--- START OF DATASET ROWS ---
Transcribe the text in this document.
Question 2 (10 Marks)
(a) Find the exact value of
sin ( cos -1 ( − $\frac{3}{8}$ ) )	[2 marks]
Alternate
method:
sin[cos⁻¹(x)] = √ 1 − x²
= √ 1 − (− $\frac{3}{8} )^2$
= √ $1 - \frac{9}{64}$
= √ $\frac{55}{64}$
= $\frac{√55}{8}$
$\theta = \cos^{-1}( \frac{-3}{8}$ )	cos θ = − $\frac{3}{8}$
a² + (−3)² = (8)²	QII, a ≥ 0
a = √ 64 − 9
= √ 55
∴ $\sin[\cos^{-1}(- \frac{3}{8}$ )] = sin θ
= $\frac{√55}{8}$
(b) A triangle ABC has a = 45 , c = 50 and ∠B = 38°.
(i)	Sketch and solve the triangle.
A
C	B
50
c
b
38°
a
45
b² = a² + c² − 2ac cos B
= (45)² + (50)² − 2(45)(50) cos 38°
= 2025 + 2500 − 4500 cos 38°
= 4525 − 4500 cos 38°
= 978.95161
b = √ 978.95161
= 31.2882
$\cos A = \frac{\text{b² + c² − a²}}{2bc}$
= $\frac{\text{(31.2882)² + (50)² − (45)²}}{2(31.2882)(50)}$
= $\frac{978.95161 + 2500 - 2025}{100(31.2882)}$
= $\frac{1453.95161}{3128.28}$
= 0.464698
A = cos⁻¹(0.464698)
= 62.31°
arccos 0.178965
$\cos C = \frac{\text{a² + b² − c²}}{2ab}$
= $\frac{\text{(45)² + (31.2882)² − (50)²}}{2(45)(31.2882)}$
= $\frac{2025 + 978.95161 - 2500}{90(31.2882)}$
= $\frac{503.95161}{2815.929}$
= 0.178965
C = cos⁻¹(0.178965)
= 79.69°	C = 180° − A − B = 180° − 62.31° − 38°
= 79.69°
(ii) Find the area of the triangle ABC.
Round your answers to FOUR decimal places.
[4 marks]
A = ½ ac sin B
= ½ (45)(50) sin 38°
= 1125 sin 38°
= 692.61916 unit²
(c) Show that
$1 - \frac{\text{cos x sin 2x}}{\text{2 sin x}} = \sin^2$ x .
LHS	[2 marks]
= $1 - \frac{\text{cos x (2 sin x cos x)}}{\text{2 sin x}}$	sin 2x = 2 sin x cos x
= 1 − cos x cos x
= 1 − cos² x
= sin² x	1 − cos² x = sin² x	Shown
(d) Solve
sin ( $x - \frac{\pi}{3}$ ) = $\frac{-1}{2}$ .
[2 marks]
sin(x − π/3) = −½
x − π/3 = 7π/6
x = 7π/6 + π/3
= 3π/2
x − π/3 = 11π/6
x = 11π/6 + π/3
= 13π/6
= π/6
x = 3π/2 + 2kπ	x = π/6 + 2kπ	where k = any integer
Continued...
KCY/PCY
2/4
--- END OF DATASET ROWS ---
Produce an exact copy of the whole listing.

» FINAL ANSWER
Transcribe the text in this document.
Question 2 (10 Marks)
(a) Find the exact value of
sin ( cos -1 ( − $\frac{3}{8}$ ) )	[2 marks]
Alternate
method:
sin[cos⁻¹(x)] = √ 1 − x²
= √ 1 − (− $\frac{3}{8} )^2$
= √ $1 - \frac{9}{64}$
= √ $\frac{55}{64}$
= $\frac{√55}{8}$
$\theta = \cos^{-1}( \frac{-3}{8}$ )	cos θ = − $\frac{3}{8}$
a² + (−3)² = (8)²	QII, a ≥ 0
a = √ 64 − 9
= √ 55
∴ $\sin[\cos^{-1}(- \frac{3}{8}$ )] = sin θ
= $\frac{√55}{8}$
(b) A triangle ABC has a = 45 , c = 50 and ∠B = 38°.
(i)	Sketch and solve the triangle.
A
C	B
50
c
b
38°
a
45
b² = a² + c² − 2ac cos B
= (45)² + (50)² − 2(45)(50) cos 38°
= 2025 + 2500 − 4500 cos 38°
= 4525 − 4500 cos 38°
= 978.95161
b = √ 978.95161
= 31.2882
$\cos A = \frac{\text{b² + c² − a²}}{2bc}$
= $\frac{\text{(31.2882)² + (50)² − (45)²}}{2(31.2882)(50)}$
= $\frac{978.95161 + 2500 - 2025}{100(31.2882)}$
= $\frac{1453.95161}{3128.28}$
= 0.464698
A = cos⁻¹(0.464698)
= 62.31°
arccos 0.178965
$\cos C = \frac{\text{a² + b² − c²}}{2ab}$
= $\frac{\text{(45)² + (31.2882)² − (50)²}}{2(45)(31.2882)}$
= $\frac{2025 + 978.95161 - 2500}{90(31.2882)}$
= $\frac{503.95161}{2815.929}$
= 0.178965
C = cos⁻¹(0.178965)
= 79.69°	C = 180° − A − B = 180° − 62.31° − 38°
= 79.69°
(ii) Find the area of the triangle ABC.
Round your answers to FOUR decimal places.
[4 marks]
A = ½ ac sin B
= ½ (45)(50) sin 38°
= 1125 sin 38°
= 692.61916 unit²
(c) Show that
$1 - \frac{\text{cos x sin 2x}}{\text{2 sin x}} = \sin^2$ x .
LHS	[2 marks]
= $1 - \frac{\text{cos x (2 sin x cos x)}}{\text{2 sin x}}$	sin 2x = 2 sin x cos x
= 1 − cos x cos x
= 1 − cos² x
= sin² x	1 − cos² x = sin² x	Shown
(d) Solve
sin ( $x - \frac{\pi}{3}$ ) = $\frac{-1}{2}$ .
[2 marks]
sin(x − π/3) = −½
x − π/3 = 7π/6
x = 7π/6 + π/3
= 3π/2
x − π/3 = 11π/6
x = 11π/6 + π/3
= 13π/6
= π/6
x = 3π/2 + 2kπ	x = π/6 + 2kπ	where k = any integer
Continued...
KCY/PCY
2/4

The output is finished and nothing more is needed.